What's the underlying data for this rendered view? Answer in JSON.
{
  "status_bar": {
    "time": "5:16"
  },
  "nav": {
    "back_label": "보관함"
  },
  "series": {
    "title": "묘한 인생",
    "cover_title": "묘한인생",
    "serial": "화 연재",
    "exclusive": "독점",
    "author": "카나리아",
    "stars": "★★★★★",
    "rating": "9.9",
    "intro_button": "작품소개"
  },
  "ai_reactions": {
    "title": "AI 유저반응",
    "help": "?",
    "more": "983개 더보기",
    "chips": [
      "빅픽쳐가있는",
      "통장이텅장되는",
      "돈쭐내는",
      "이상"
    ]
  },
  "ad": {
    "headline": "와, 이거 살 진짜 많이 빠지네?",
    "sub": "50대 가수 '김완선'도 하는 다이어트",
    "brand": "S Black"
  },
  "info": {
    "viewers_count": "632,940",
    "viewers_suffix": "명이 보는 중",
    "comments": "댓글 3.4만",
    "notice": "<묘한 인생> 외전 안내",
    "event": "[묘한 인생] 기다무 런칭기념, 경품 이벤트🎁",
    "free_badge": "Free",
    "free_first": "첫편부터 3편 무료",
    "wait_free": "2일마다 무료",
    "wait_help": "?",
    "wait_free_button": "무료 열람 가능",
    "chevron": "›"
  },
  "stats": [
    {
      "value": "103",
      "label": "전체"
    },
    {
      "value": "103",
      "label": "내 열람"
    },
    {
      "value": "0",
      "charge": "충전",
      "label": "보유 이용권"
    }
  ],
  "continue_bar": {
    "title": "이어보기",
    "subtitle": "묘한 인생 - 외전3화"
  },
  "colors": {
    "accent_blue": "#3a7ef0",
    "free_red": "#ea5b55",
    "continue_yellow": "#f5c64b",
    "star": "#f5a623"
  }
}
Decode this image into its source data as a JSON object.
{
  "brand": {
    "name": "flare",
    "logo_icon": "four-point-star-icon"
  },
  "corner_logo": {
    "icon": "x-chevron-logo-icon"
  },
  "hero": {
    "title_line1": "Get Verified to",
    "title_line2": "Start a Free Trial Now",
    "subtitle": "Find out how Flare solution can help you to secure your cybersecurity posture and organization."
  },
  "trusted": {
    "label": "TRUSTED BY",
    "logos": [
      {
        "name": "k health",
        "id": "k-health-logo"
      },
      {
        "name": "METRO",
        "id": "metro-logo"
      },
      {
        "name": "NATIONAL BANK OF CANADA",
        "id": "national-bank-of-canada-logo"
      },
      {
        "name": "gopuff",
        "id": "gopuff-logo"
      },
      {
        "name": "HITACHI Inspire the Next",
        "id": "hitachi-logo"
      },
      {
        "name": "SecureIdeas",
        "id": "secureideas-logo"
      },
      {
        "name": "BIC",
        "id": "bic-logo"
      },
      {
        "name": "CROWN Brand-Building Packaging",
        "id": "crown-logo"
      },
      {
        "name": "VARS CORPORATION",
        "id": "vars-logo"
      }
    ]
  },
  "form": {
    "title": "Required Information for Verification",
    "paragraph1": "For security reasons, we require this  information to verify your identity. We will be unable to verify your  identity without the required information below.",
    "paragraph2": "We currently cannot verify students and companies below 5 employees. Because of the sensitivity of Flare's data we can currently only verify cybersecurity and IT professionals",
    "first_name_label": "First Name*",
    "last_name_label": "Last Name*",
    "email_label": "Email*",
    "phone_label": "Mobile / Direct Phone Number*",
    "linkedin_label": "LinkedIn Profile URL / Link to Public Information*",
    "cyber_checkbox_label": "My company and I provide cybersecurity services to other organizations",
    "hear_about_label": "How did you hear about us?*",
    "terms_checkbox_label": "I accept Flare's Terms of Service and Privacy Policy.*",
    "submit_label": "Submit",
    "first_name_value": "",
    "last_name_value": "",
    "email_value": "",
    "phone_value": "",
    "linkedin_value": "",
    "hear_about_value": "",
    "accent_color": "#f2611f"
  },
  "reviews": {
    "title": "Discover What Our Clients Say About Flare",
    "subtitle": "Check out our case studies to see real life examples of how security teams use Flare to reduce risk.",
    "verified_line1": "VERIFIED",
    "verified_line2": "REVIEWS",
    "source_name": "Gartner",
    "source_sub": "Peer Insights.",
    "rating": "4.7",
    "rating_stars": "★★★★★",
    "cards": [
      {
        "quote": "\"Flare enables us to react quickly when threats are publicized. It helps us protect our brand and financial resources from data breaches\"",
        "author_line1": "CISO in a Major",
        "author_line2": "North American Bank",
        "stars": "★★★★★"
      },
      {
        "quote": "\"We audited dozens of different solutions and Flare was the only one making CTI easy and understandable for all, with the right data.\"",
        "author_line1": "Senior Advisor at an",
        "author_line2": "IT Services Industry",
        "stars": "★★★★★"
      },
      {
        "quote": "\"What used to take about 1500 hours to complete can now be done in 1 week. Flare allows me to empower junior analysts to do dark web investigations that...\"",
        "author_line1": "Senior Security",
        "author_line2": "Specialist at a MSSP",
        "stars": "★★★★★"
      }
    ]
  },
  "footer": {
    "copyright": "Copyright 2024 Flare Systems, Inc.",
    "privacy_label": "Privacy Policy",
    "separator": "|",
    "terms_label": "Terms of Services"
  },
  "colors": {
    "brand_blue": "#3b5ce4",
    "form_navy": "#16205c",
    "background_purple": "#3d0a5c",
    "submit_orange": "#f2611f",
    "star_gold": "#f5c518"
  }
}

#####

▶ [Set exercise]:
Output the listing above word for word.

▶ [Task result]:
What's the underlying data for this rendered view? Answer in JSON.
{
  "status_bar": {
    "time": "5:16"
  },
  "nav": {
    "back_label": "보관함"
  },
  "series": {
    "title": "묘한 인생",
    "cover_title": "묘한인생",
    "serial": "화 연재",
    "exclusive": "독점",
    "author": "카나리아",
    "stars": "★★★★★",
    "rating": "9.9",
    "intro_button": "작품소개"
  },
  "ai_reactions": {
    "title": "AI 유저반응",
    "help": "?",
    "more": "983개 더보기",
    "chips": [
      "빅픽쳐가있는",
      "통장이텅장되는",
      "돈쭐내는",
      "이상"
    ]
  },
  "ad": {
    "headline": "와, 이거 살 진짜 많이 빠지네?",
    "sub": "50대 가수 '김완선'도 하는 다이어트",
    "brand": "S Black"
  },
  "info": {
    "viewers_count": "632,940",
    "viewers_suffix": "명이 보는 중",
    "comments": "댓글 3.4만",
    "notice": "<묘한 인생> 외전 안내",
    "event": "[묘한 인생] 기다무 런칭기념, 경품 이벤트🎁",
    "free_badge": "Free",
    "free_first": "첫편부터 3편 무료",
    "wait_free": "2일마다 무료",
    "wait_help": "?",
    "wait_free_button": "무료 열람 가능",
    "chevron": "›"
  },
  "stats": [
    {
      "value": "103",
      "label": "전체"
    },
    {
      "value": "103",
      "label": "내 열람"
    },
    {
      "value": "0",
      "charge": "충전",
      "label": "보유 이용권"
    }
  ],
  "continue_bar": {
    "title": "이어보기",
    "subtitle": "묘한 인생 - 외전3화"
  },
  "colors": {
    "accent_blue": "#3a7ef0",
    "free_red": "#ea5b55",
    "continue_yellow": "#f5c64b",
    "star": "#f5a623"
  }
}
Decode this image into its source data as a JSON object.
{
  "brand": {
    "name": "flare",
    "logo_icon": "four-point-star-icon"
  },
  "corner_logo": {
    "icon": "x-chevron-logo-icon"
  },
  "hero": {
    "title_line1": "Get Verified to",
    "title_line2": "Start a Free Trial Now",
    "subtitle": "Find out how Flare solution can help you to secure your cybersecurity posture and organization."
  },
  "trusted": {
    "label": "TRUSTED BY",
    "logos": [
      {
        "name": "k health",
        "id": "k-health-logo"
      },
      {
        "name": "METRO",
        "id": "metro-logo"
      },
      {
        "name": "NATIONAL BANK OF CANADA",
        "id": "national-bank-of-canada-logo"
      },
      {
        "name": "gopuff",
        "id": "gopuff-logo"
      },
      {
        "name": "HITACHI Inspire the Next",
        "id": "hitachi-logo"
      },
      {
        "name": "SecureIdeas",
        "id": "secureideas-logo"
      },
      {
        "name": "BIC",
        "id": "bic-logo"
      },
      {
        "name": "CROWN Brand-Building Packaging",
        "id": "crown-logo"
      },
      {
        "name": "VARS CORPORATION",
        "id": "vars-logo"
      }
    ]
  },
  "form": {
    "title": "Required Information for Verification",
    "paragraph1": "For security reasons, we require this  information to verify your identity. We will be unable to verify your  identity without the required information below.",
    "paragraph2": "We currently cannot verify students and companies below 5 employees. Because of the sensitivity of Flare's data we can currently only verify cybersecurity and IT professionals",
    "first_name_label": "First Name*",
    "last_name_label": "Last Name*",
    "email_label": "Email*",
    "phone_label": "Mobile / Direct Phone Number*",
    "linkedin_label": "LinkedIn Profile URL / Link to Public Information*",
    "cyber_checkbox_label": "My company and I provide cybersecurity services to other organizations",
    "hear_about_label": "How did you hear about us?*",
    "terms_checkbox_label": "I accept Flare's Terms of Service and Privacy Policy.*",
    "submit_label": "Submit",
    "first_name_value": "",
    "last_name_value": "",
    "email_value": "",
    "phone_value": "",
    "linkedin_value": "",
    "hear_about_value": "",
    "accent_color": "#f2611f"
  },
  "reviews": {
    "title": "Discover What Our Clients Say About Flare",
    "subtitle": "Check out our case studies to see real life examples of how security teams use Flare to reduce risk.",
    "verified_line1": "VERIFIED",
    "verified_line2": "REVIEWS",
    "source_name": "Gartner",
    "source_sub": "Peer Insights.",
    "rating": "4.7",
    "rating_stars": "★★★★★",
    "cards": [
      {
        "quote": "\"Flare enables us to react quickly when threats are publicized. It helps us protect our brand and financial resources from data breaches\"",
        "author_line1": "CISO in a Major",
        "author_line2": "North American Bank",
        "stars": "★★★★★"
      },
      {
        "quote": "\"We audited dozens of different solutions and Flare was the only one making CTI easy and understandable for all, with the right data.\"",
        "author_line1": "Senior Advisor at an",
        "author_line2": "IT Services Industry",
        "stars": "★★★★★"
      },
      {
        "quote": "\"What used to take about 1500 hours to complete can now be done in 1 week. Flare allows me to empower junior analysts to do dark web investigations that...\"",
        "author_line1": "Senior Security",
        "author_line2": "Specialist at a MSSP",
        "stars": "★★★★★"
      }
    ]
  },
  "footer": {
    "copyright": "Copyright 2024 Flare Systems, Inc.",
    "privacy_label": "Privacy Policy",
    "separator": "|",
    "terms_label": "Terms of Services"
  },
  "colors": {
    "brand_blue": "#3b5ce4",
    "form_navy": "#16205c",
    "background_purple": "#3d0a5c",
    "submit_orange": "#f2611f",
    "star_gold": "#f5c518"
  }
}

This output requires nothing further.